# Job
Copy all lines holding the word "icon" from the entries.
+++
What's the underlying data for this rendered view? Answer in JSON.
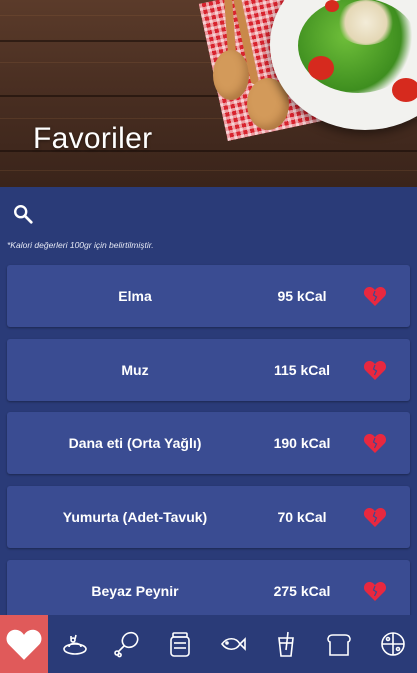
{
  "header": {
    "title": "Favoriler"
  },
  "search": {
    "icon": "search-icon"
  },
  "note": "*Kalori değerleri 100gr için belirtilmiştir.",
  "items": [
    {
      "name": "Elma",
      "kcal": "95 kCal"
    },
    {
      "name": "Muz",
      "kcal": "115 kCal"
    },
    {
      "name": "Dana eti (Orta Yağlı)",
      "kcal": "190 kCal"
    },
    {
      "name": "Yumurta (Adet-Tavuk)",
      "kcal": "70 kCal"
    },
    {
      "name": "Beyaz Peynir",
      "kcal": "275 kCal"
    }
  ],
  "nav": {
    "items": [
      "heart-icon",
      "dairy-icon",
      "chicken-leg-icon",
      "jar-icon",
      "fish-icon",
      "drink-icon",
      "bread-icon",
      "pizza-icon"
    ]
  },
  "colors": {
    "background": "#2a3b78",
    "row": "#3a4c92",
    "heart": "#e8283f",
    "nav_active": "#e05a5a",
    "text": "#ffffff"
  }
}
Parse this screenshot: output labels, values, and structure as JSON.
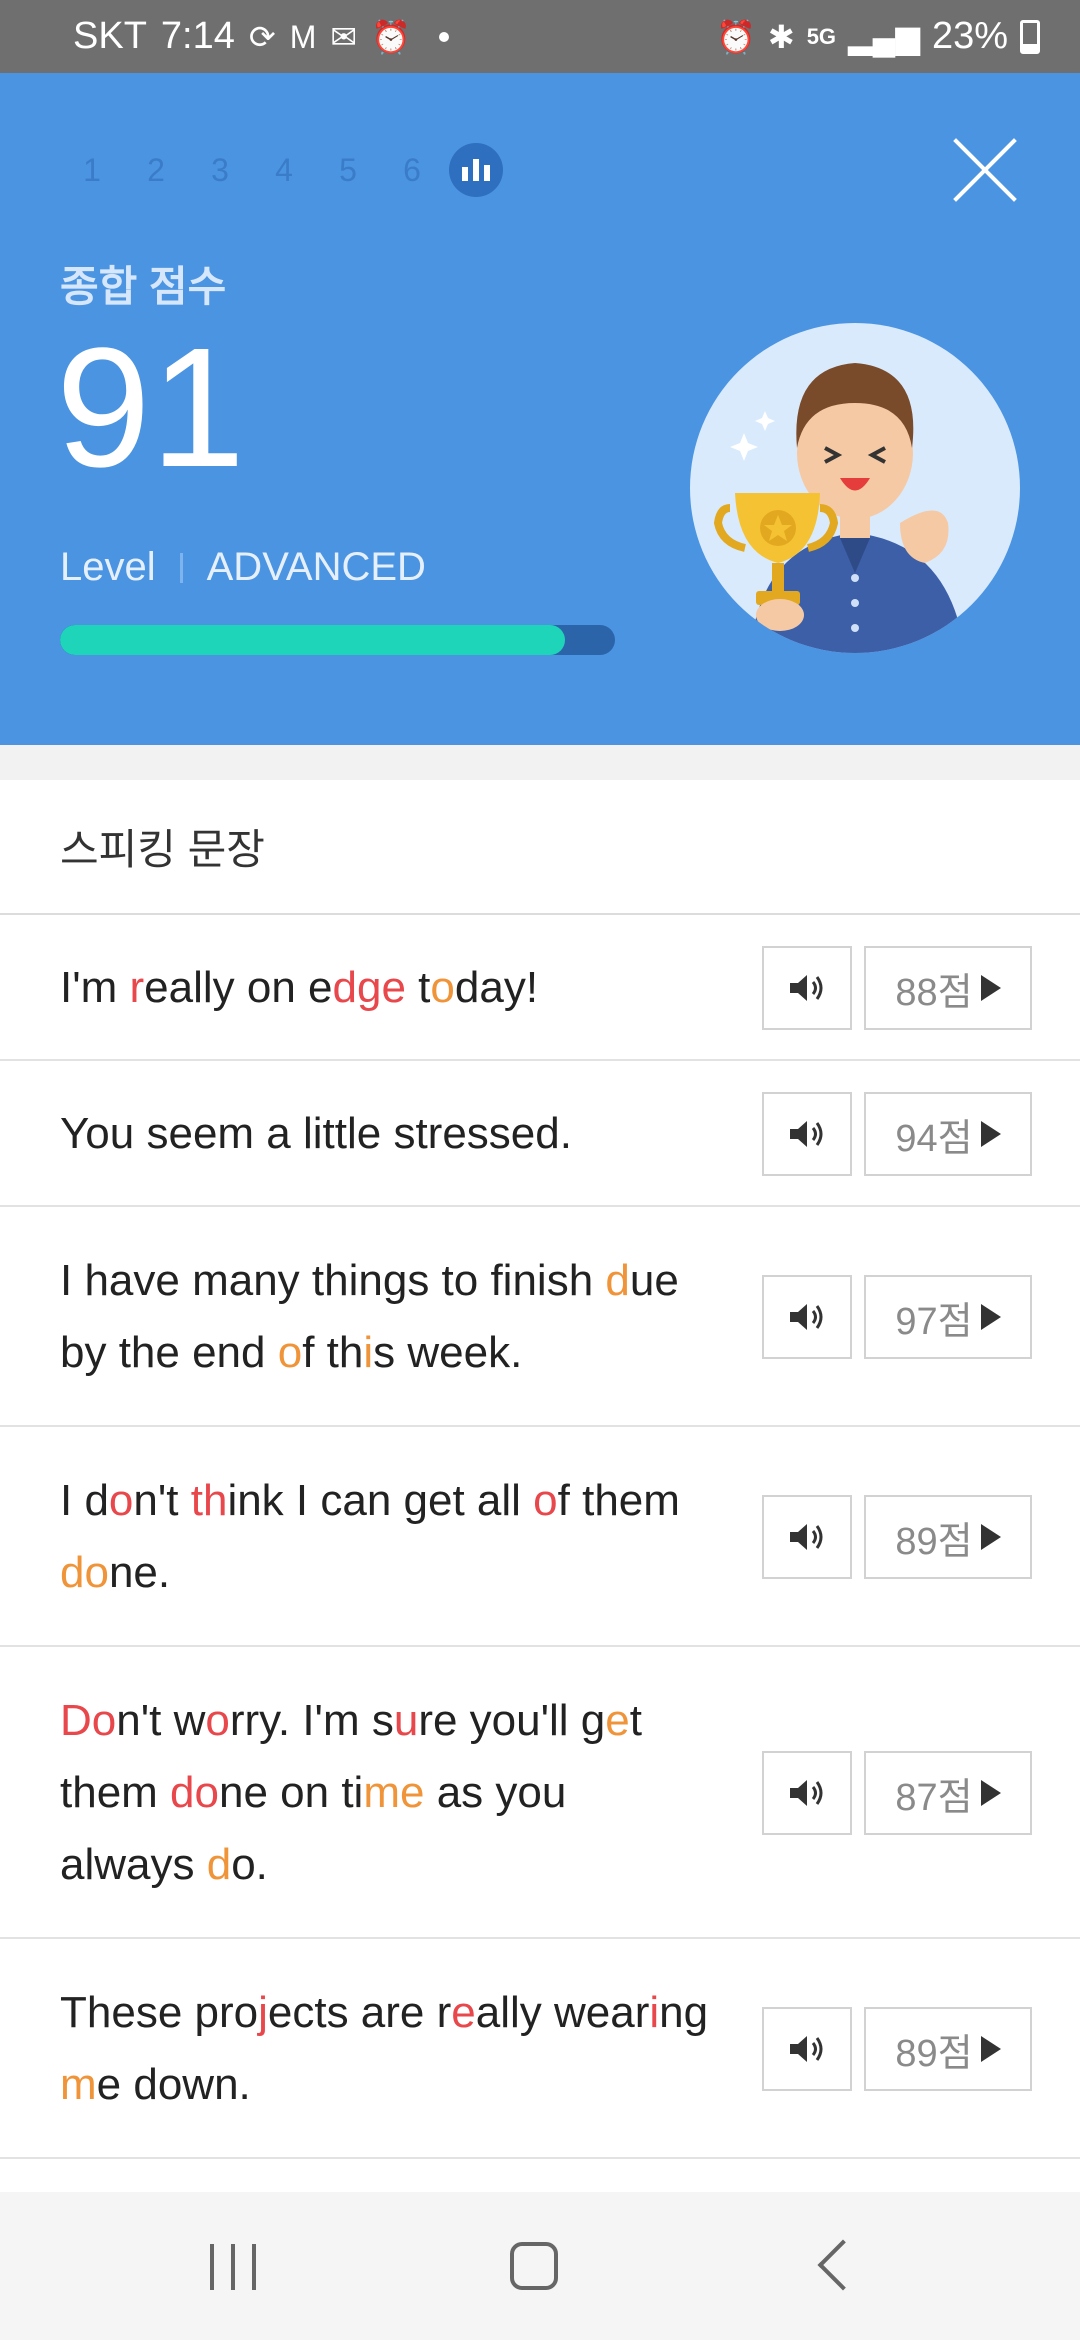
+++
# Result of the task
    "icon": "search-icon"
      "heart-icon",
      "dairy-icon",
      "chicken-leg-icon",
      "jar-icon",
      "fish-icon",
      "drink-icon",
      "bread-icon",
      "pizza-icon"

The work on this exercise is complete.